Task statement:
How many lines in these records hold the string "คาดว"? Reply with the number alone.

---------- Data shown

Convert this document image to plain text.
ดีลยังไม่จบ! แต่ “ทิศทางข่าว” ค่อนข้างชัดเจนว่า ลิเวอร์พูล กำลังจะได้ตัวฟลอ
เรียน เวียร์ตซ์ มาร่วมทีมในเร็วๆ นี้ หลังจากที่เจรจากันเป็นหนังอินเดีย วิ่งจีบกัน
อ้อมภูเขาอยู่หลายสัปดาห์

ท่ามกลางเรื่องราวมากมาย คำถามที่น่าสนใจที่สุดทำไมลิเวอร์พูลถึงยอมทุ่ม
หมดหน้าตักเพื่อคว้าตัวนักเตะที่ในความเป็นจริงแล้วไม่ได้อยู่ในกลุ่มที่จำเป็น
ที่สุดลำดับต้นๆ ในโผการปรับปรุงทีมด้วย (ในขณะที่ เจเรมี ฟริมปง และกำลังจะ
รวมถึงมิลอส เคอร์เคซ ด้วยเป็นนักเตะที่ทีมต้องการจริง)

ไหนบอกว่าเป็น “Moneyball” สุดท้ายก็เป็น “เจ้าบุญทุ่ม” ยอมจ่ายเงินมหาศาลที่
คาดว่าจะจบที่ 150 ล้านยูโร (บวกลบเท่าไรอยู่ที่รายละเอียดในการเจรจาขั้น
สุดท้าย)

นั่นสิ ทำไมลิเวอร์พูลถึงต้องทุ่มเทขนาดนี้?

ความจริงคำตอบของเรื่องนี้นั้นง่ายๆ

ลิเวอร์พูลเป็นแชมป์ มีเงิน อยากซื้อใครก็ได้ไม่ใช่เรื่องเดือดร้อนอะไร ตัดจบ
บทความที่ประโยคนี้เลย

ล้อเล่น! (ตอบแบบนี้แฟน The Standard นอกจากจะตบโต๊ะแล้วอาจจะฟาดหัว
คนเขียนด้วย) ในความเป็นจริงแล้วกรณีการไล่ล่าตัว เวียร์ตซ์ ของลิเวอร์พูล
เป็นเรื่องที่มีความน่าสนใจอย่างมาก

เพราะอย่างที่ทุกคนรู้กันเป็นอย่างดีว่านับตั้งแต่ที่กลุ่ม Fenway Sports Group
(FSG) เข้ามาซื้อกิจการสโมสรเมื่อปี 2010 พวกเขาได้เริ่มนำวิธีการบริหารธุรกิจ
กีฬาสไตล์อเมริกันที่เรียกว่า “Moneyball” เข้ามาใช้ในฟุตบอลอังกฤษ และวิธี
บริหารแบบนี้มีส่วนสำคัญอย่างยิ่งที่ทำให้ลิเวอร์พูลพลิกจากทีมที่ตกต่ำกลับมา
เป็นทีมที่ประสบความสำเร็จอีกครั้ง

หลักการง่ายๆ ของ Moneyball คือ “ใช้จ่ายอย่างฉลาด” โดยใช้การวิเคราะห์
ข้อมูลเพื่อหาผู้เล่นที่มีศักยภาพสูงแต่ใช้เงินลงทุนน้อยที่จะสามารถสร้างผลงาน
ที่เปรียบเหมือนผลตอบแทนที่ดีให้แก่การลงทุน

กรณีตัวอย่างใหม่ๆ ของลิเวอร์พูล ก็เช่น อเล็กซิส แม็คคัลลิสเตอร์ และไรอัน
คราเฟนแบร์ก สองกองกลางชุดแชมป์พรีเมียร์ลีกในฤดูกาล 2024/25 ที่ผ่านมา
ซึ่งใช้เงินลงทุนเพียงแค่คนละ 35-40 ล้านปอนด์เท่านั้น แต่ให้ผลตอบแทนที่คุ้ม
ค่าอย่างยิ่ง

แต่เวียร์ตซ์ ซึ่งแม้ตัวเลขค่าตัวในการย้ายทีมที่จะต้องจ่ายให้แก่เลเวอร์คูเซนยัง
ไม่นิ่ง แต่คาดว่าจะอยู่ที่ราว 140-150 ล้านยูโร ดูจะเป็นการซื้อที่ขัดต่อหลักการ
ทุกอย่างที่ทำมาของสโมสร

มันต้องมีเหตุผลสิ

--------------------

Final result:
2